*What you need to do:* Find all the lines with "Legislador" and gather them.
--- BEGIN Records for processing ---
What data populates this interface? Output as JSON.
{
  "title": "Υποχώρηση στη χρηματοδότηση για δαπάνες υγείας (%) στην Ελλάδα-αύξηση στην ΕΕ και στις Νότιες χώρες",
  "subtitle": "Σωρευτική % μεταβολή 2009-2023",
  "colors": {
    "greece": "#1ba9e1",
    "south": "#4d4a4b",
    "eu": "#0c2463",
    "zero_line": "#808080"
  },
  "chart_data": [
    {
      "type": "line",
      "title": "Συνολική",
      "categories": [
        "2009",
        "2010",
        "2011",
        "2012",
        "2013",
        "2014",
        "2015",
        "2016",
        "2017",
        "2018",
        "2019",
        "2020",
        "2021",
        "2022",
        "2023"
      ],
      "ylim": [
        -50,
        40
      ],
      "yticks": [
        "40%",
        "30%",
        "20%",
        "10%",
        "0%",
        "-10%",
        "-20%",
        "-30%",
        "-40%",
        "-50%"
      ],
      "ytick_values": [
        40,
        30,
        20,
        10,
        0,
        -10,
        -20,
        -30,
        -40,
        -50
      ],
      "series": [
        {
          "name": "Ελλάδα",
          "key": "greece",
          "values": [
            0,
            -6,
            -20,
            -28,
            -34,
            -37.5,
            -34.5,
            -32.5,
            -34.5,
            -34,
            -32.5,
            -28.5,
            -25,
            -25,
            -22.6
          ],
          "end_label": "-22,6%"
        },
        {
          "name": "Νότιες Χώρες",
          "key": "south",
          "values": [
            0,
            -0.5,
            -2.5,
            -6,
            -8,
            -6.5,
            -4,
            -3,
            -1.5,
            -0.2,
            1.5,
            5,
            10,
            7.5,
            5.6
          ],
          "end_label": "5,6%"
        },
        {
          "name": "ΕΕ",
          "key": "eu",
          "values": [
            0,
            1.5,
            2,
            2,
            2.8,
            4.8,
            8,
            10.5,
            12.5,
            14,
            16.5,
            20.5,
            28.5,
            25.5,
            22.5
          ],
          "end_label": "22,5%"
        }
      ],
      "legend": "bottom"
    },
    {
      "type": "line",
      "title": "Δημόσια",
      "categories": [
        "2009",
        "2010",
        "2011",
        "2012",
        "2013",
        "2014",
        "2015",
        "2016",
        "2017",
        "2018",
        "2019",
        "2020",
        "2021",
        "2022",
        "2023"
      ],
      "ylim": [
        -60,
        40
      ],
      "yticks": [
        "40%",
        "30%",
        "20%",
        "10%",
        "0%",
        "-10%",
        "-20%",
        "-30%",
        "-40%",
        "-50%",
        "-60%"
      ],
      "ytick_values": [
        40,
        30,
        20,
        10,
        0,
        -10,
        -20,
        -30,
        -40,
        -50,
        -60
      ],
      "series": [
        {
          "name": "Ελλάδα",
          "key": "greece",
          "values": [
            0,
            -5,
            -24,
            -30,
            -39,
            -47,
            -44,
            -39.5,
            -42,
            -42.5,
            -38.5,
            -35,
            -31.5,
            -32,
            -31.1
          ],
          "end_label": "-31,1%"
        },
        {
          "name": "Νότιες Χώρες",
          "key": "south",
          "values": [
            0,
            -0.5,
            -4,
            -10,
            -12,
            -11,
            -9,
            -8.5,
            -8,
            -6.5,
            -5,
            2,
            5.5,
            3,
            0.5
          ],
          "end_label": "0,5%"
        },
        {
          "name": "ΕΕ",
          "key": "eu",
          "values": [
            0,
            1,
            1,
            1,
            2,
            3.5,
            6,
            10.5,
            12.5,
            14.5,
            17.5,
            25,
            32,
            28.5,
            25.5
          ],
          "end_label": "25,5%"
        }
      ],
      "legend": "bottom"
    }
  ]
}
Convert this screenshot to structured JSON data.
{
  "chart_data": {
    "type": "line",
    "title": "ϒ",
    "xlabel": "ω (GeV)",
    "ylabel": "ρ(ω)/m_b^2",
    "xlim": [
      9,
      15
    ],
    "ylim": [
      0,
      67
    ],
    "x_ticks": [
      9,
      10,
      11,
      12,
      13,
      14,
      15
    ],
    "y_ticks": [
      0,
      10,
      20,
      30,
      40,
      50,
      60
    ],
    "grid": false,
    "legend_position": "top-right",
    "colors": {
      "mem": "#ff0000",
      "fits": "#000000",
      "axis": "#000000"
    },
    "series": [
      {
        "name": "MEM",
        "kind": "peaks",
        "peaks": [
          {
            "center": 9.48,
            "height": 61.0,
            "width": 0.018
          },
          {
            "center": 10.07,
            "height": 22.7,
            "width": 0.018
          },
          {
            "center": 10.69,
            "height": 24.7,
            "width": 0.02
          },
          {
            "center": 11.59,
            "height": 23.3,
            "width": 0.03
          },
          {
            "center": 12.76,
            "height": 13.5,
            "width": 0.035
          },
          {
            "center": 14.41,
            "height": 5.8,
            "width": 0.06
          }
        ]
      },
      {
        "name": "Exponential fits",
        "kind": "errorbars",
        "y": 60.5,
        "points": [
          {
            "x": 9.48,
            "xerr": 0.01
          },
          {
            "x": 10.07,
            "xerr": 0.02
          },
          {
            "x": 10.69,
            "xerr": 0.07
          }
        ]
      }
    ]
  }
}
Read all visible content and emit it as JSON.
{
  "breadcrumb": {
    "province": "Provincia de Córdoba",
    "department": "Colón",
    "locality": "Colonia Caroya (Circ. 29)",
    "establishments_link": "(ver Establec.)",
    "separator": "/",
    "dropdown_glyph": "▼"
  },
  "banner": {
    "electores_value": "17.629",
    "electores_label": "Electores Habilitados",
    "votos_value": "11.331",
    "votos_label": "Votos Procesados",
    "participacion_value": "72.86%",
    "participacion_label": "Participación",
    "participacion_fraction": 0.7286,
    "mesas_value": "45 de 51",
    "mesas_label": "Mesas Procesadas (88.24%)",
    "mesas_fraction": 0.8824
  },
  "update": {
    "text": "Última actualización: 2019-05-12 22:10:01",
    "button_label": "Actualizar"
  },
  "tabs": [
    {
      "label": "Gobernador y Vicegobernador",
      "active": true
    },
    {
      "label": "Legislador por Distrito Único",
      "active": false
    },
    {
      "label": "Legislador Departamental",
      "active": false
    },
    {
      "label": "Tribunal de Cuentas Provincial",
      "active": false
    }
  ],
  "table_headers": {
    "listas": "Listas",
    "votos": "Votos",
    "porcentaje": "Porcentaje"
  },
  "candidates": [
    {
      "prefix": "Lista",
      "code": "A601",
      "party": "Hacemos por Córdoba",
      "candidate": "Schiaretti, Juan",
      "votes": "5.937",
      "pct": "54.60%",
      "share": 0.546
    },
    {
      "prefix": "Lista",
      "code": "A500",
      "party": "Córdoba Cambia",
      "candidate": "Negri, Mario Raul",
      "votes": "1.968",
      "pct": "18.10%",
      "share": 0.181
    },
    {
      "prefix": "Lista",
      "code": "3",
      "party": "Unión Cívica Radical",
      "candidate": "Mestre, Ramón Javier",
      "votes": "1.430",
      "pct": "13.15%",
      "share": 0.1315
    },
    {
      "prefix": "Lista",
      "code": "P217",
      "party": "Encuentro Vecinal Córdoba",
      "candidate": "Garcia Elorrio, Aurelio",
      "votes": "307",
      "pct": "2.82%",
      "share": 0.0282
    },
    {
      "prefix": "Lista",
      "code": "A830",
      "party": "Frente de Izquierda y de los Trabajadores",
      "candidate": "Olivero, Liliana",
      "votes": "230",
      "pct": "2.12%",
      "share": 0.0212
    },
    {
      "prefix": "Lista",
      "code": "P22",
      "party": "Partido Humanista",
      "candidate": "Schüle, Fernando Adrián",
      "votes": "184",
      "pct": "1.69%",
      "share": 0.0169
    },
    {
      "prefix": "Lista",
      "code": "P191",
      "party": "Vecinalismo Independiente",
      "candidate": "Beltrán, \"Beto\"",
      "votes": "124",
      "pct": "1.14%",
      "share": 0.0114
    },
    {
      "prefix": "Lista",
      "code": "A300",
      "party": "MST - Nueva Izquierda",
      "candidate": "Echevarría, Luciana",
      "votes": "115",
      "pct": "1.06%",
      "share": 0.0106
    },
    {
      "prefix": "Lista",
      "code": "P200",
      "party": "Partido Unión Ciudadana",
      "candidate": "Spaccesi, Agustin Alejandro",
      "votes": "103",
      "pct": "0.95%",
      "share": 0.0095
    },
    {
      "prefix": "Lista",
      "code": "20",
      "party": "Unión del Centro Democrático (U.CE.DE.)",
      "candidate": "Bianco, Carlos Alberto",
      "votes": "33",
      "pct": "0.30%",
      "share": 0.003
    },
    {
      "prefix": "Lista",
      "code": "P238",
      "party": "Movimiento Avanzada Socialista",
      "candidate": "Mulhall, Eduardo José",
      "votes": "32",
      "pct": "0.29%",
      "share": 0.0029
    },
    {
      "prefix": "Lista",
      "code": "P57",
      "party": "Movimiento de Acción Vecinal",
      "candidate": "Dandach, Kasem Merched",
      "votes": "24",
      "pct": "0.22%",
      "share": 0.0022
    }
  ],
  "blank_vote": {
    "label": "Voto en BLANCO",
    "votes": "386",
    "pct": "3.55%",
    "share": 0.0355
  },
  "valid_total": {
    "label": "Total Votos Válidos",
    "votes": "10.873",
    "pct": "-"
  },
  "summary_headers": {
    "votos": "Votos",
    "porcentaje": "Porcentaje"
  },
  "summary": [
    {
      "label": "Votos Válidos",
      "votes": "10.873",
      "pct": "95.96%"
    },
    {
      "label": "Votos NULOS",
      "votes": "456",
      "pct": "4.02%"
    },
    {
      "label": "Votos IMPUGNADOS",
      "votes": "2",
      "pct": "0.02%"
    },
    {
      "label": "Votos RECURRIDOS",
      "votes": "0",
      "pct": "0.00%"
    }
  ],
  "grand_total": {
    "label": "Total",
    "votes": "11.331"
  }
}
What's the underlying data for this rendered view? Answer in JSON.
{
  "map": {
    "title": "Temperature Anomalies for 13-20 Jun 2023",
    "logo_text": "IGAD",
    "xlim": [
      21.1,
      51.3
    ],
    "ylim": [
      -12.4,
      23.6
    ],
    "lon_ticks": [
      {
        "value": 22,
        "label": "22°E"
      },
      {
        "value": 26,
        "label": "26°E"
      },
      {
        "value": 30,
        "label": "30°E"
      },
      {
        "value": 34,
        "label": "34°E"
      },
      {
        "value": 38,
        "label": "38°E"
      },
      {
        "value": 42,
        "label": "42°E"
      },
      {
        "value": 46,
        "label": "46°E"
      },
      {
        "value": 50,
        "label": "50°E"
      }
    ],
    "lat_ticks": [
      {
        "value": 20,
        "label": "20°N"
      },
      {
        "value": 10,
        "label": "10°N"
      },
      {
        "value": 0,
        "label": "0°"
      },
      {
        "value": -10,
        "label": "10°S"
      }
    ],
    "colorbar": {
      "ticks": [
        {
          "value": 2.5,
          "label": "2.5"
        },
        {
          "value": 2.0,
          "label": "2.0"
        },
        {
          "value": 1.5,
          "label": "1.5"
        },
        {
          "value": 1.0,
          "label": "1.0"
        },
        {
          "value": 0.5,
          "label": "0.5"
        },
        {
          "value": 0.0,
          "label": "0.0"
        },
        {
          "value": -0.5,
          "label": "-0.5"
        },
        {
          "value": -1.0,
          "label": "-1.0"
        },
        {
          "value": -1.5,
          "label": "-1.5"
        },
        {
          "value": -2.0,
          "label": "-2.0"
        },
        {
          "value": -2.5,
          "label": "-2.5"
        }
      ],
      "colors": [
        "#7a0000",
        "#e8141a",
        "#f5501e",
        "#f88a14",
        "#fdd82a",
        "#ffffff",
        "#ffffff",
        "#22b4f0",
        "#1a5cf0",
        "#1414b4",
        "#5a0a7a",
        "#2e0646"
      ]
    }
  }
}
--- END Records for processing ---
*Completed exercise:*
      "label": "Legislador por Distrito Único",
      "label": "Legislador Departamental",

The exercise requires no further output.